── Provided entries

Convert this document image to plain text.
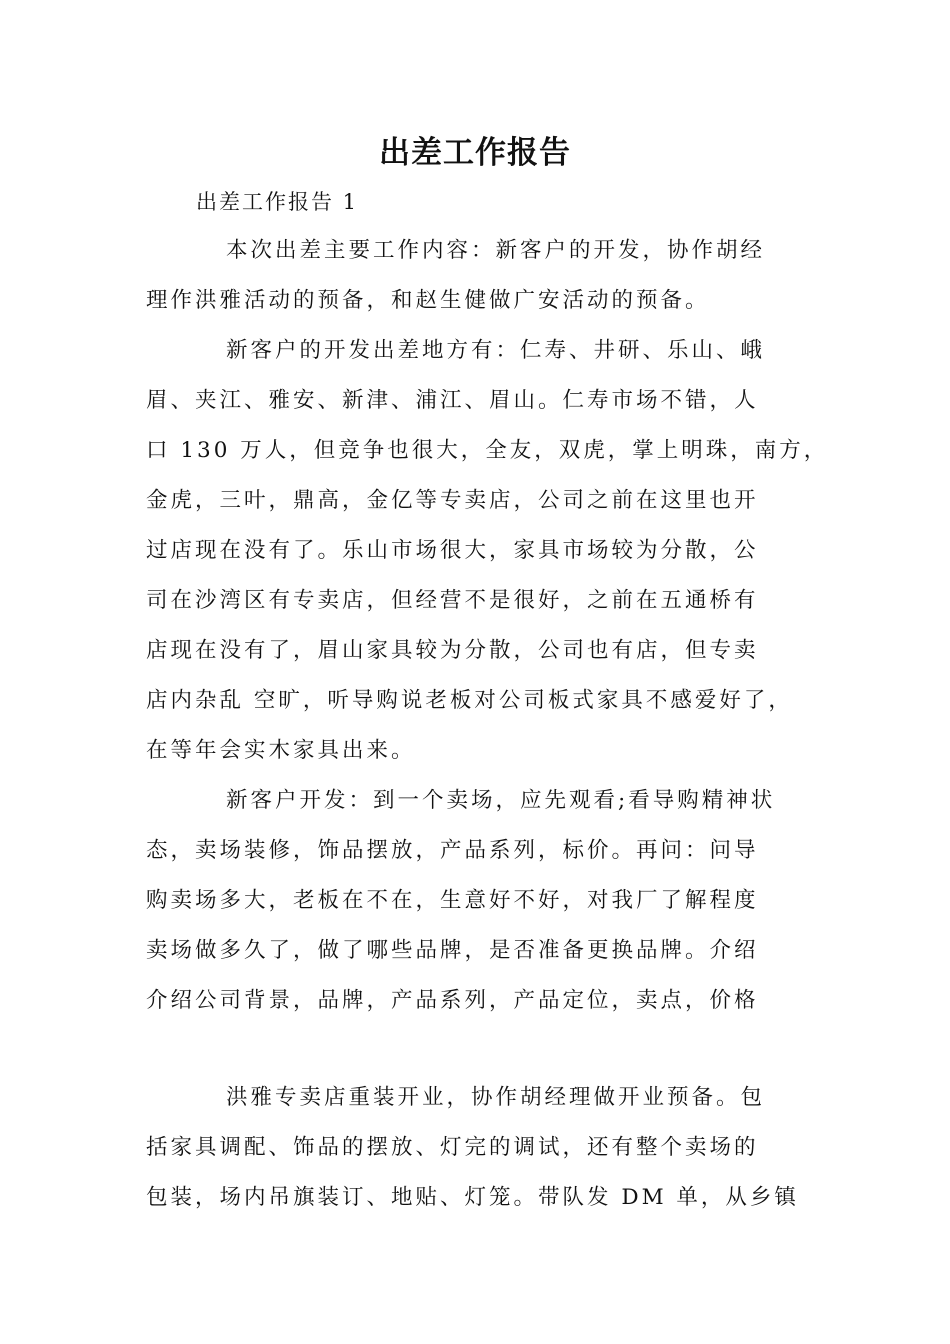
出差工作报告
出差工作报告 1
本次出差主要工作内容：新客户的开发，协作胡经
理作洪雅活动的预备，和赵生健做广安活动的预备。
新客户的开发出差地方有：仁寿、井研、乐山、峨
眉、夹江、雅安、新津、浦江、眉山。仁寿市场不错，人
口 130 万人，但竞争也很大，全友，双虎，掌上明珠，南方，
金虎，三叶，鼎高，金亿等专卖店，公司之前在这里也开
过店现在没有了。乐山市场很大，家具市场较为分散，公
司在沙湾区有专卖店，但经营不是很好，之前在五通桥有
店现在没有了，眉山家具较为分散，公司也有店，但专卖
店内杂乱 空旷，听导购说老板对公司板式家具不感爱好了，
在等年会实木家具出来。
新客户开发：到一个卖场，应先观看;看导购精神状
态，卖场装修，饰品摆放，产品系列，标价。再问：问导
购卖场多大，老板在不在，生意好不好，对我厂了解程度
卖场做多久了，做了哪些品牌，是否准备更换品牌。介绍
介绍公司背景，品牌，产品系列，产品定位，卖点，价格
洪雅专卖店重装开业，协作胡经理做开业预备。包
括家具调配、饰品的摆放、灯完的调试，还有整个卖场的
包装，场内吊旗装订、地贴、灯笼。带队发 DM 单，从乡镇
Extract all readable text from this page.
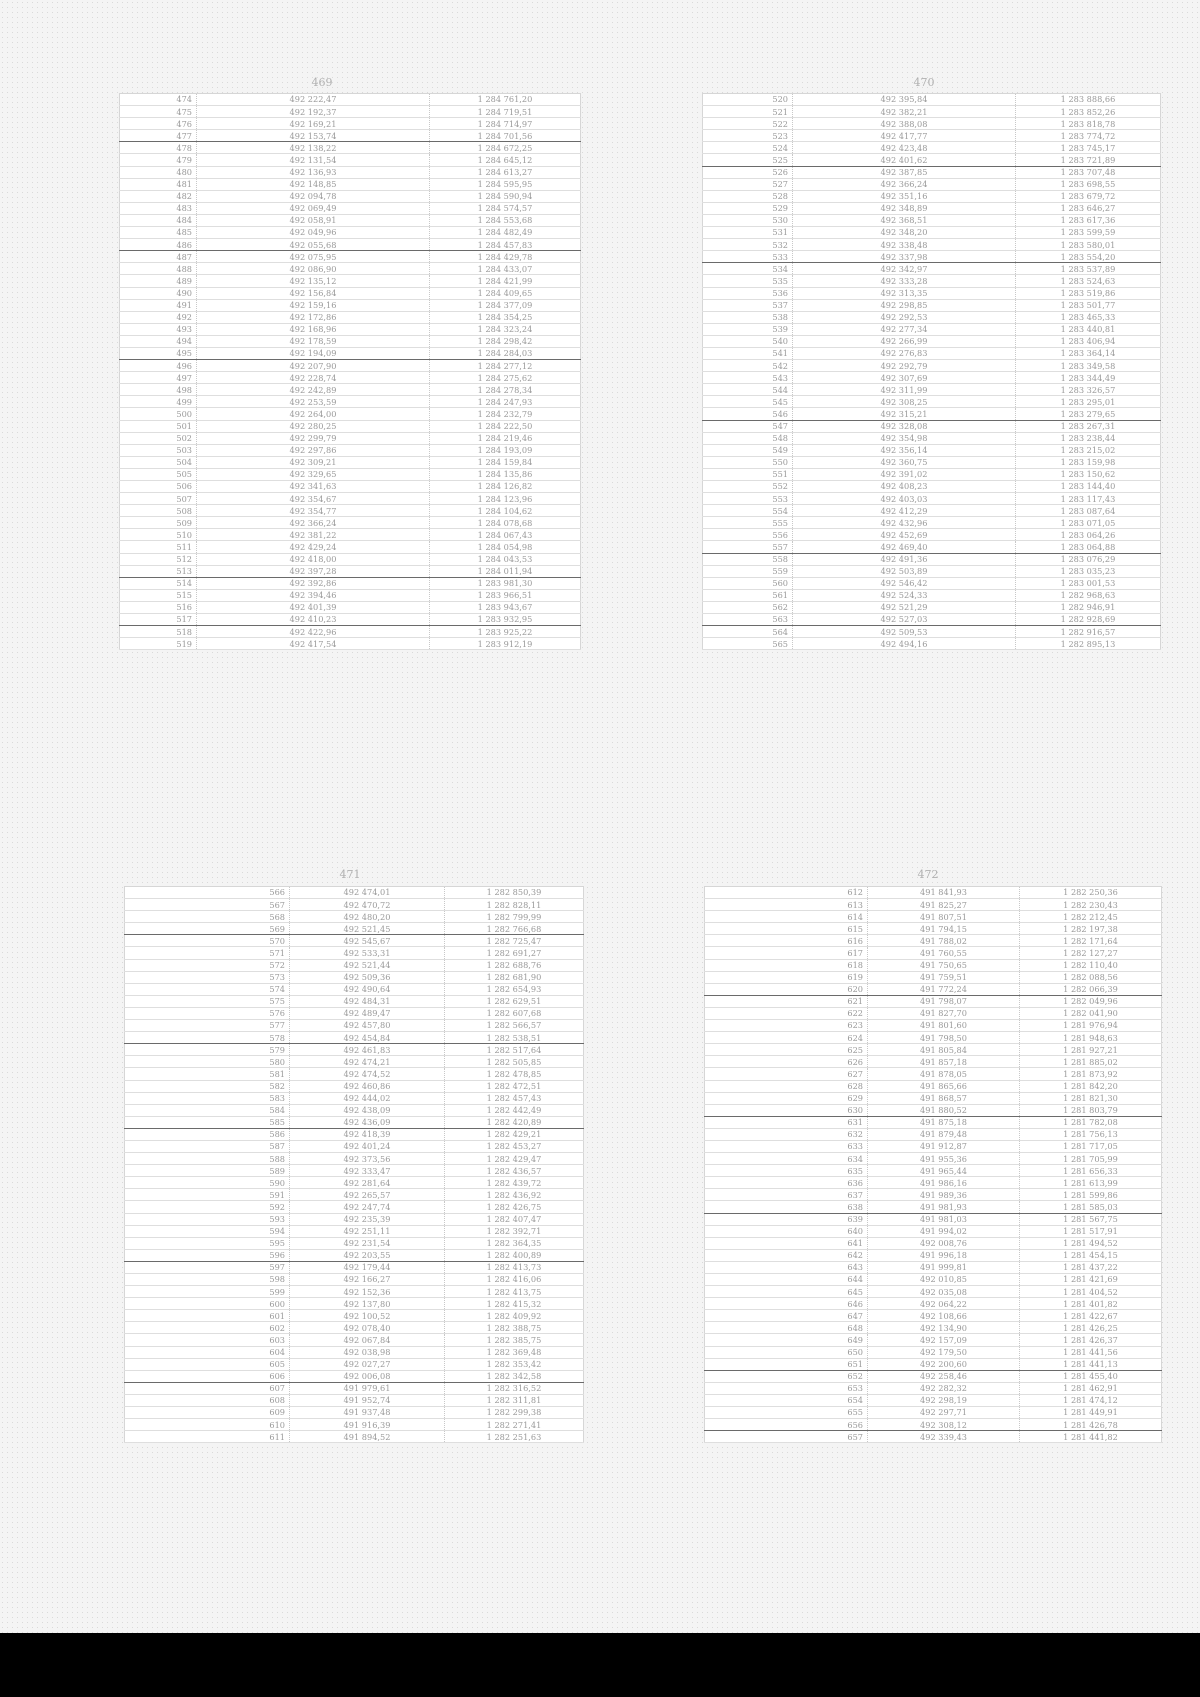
469
474	492 222,47	1 284 761,20
475	492 192,37	1 284 719,51
476	492 169,21	1 284 714,97
477	492 153,74	1 284 701,56
478	492 138,22	1 284 672,25
479	492 131,54	1 284 645,12
480	492 136,93	1 284 613,27
481	492 148,85	1 284 595,95
482	492 094,78	1 284 590,94
483	492 069,49	1 284 574,57
484	492 058,91	1 284 553,68
485	492 049,96	1 284 482,49
486	492 055,68	1 284 457,83
487	492 075,95	1 284 429,78
488	492 086,90	1 284 433,07
489	492 135,12	1 284 421,99
490	492 156,84	1 284 409,65
491	492 159,16	1 284 377,09
492	492 172,86	1 284 354,25
493	492 168,96	1 284 323,24
494	492 178,59	1 284 298,42
495	492 194,09	1 284 284,03
496	492 207,90	1 284 277,12
497	492 228,74	1 284 275,62
498	492 242,89	1 284 278,34
499	492 253,59	1 284 247,93
500	492 264,00	1 284 232,79
501	492 280,25	1 284 222,50
502	492 299,79	1 284 219,46
503	492 297,86	1 284 193,09
504	492 309,21	1 284 159,84
505	492 329,65	1 284 135,86
506	492 341,63	1 284 126,82
507	492 354,67	1 284 123,96
508	492 354,77	1 284 104,62
509	492 366,24	1 284 078,68
510	492 381,22	1 284 067,43
511	492 429,24	1 284 054,98
512	492 418,00	1 284 043,53
513	492 397,28	1 284 011,94
514	492 392,86	1 283 981,30
515	492 394,46	1 283 966,51
516	492 401,39	1 283 943,67
517	492 410,23	1 283 932,95
518	492 422,96	1 283 925,22
519	492 417,54	1 283 912,19
470
520	492 395,84	1 283 888,66
521	492 382,21	1 283 852,26
522	492 388,08	1 283 818,78
523	492 417,77	1 283 774,72
524	492 423,48	1 283 745,17
525	492 401,62	1 283 721,89
526	492 387,85	1 283 707,48
527	492 366,24	1 283 698,55
528	492 351,16	1 283 679,72
529	492 348,89	1 283 646,27
530	492 368,51	1 283 617,36
531	492 348,20	1 283 599,59
532	492 338,48	1 283 580,01
533	492 337,98	1 283 554,20
534	492 342,97	1 283 537,89
535	492 333,28	1 283 524,63
536	492 313,35	1 283 519,86
537	492 298,85	1 283 501,77
538	492 292,53	1 283 465,33
539	492 277,34	1 283 440,81
540	492 266,99	1 283 406,94
541	492 276,83	1 283 364,14
542	492 292,79	1 283 349,58
543	492 307,69	1 283 344,49
544	492 311,99	1 283 326,57
545	492 308,25	1 283 295,01
546	492 315,21	1 283 279,65
547	492 328,08	1 283 267,31
548	492 354,98	1 283 238,44
549	492 356,14	1 283 215,02
550	492 360,75	1 283 159,98
551	492 391,02	1 283 150,62
552	492 408,23	1 283 144,40
553	492 403,03	1 283 117,43
554	492 412,29	1 283 087,64
555	492 432,96	1 283 071,05
556	492 452,69	1 283 064,26
557	492 469,40	1 283 064,88
558	492 491,36	1 283 076,29
559	492 503,89	1 283 035,23
560	492 546,42	1 283 001,53
561	492 524,33	1 282 968,63
562	492 521,29	1 282 946,91
563	492 527,03	1 282 928,69
564	492 509,53	1 282 916,57
565	492 494,16	1 282 895,13
471
566	492 474,01	1 282 850,39
567	492 470,72	1 282 828,11
568	492 480,20	1 282 799,99
569	492 521,45	1 282 766,68
570	492 545,67	1 282 725,47
571	492 533,31	1 282 691,27
572	492 521,44	1 282 688,76
573	492 509,36	1 282 681,90
574	492 490,64	1 282 654,93
575	492 484,31	1 282 629,51
576	492 489,47	1 282 607,68
577	492 457,80	1 282 566,57
578	492 454,84	1 282 538,51
579	492 461,83	1 282 517,64
580	492 474,21	1 282 505,85
581	492 474,52	1 282 478,85
582	492 460,86	1 282 472,51
583	492 444,02	1 282 457,43
584	492 438,09	1 282 442,49
585	492 436,09	1 282 420,89
586	492 418,39	1 282 429,21
587	492 401,24	1 282 453,27
588	492 373,56	1 282 429,47
589	492 333,47	1 282 436,57
590	492 281,64	1 282 439,72
591	492 265,57	1 282 436,92
592	492 247,74	1 282 426,75
593	492 235,39	1 282 407,47
594	492 251,11	1 282 392,71
595	492 231,54	1 282 364,35
596	492 203,55	1 282 400,89
597	492 179,44	1 282 413,73
598	492 166,27	1 282 416,06
599	492 152,36	1 282 413,75
600	492 137,80	1 282 415,32
601	492 100,52	1 282 409,92
602	492 078,40	1 282 388,75
603	492 067,84	1 282 385,75
604	492 038,98	1 282 369,48
605	492 027,27	1 282 353,42
606	492 006,08	1 282 342,58
607	491 979,61	1 282 316,52
608	491 952,74	1 282 311,81
609	491 937,48	1 282 299,38
610	491 916,39	1 282 271,41
611	491 894,52	1 282 251,63
472
612	491 841,93	1 282 250,36
613	491 825,27	1 282 230,43
614	491 807,51	1 282 212,45
615	491 794,15	1 282 197,38
616	491 788,02	1 282 171,64
617	491 760,55	1 282 127,27
618	491 750,65	1 282 110,40
619	491 759,51	1 282 088,56
620	491 772,24	1 282 066,39
621	491 798,07	1 282 049,96
622	491 827,70	1 282 041,90
623	491 801,60	1 281 976,94
624	491 798,50	1 281 948,63
625	491 805,84	1 281 927,21
626	491 857,18	1 281 885,02
627	491 878,05	1 281 873,92
628	491 865,66	1 281 842,20
629	491 868,57	1 281 821,30
630	491 880,52	1 281 803,79
631	491 875,18	1 281 782,08
632	491 879,48	1 281 756,13
633	491 912,87	1 281 717,05
634	491 955,36	1 281 705,99
635	491 965,44	1 281 656,33
636	491 986,16	1 281 613,99
637	491 989,36	1 281 599,86
638	491 981,93	1 281 585,03
639	491 981,03	1 281 567,75
640	491 994,02	1 281 517,91
641	492 008,76	1 281 494,52
642	491 996,18	1 281 454,15
643	491 999,81	1 281 437,22
644	492 010,85	1 281 421,69
645	492 035,08	1 281 404,52
646	492 064,22	1 281 401,82
647	492 108,66	1 281 422,67
648	492 134,90	1 281 426,25
649	492 157,09	1 281 426,37
650	492 179,50	1 281 441,56
651	492 200,60	1 281 441,13
652	492 258,46	1 281 455,40
653	492 282,32	1 281 462,91
654	492 298,19	1 281 474,12
655	492 297,71	1 281 449,91
656	492 308,12	1 281 426,78
657	492 339,43	1 281 441,82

────

Given request:
Count the lines in the records above that contain the word "产品系列", and give only that number.

Reply:
2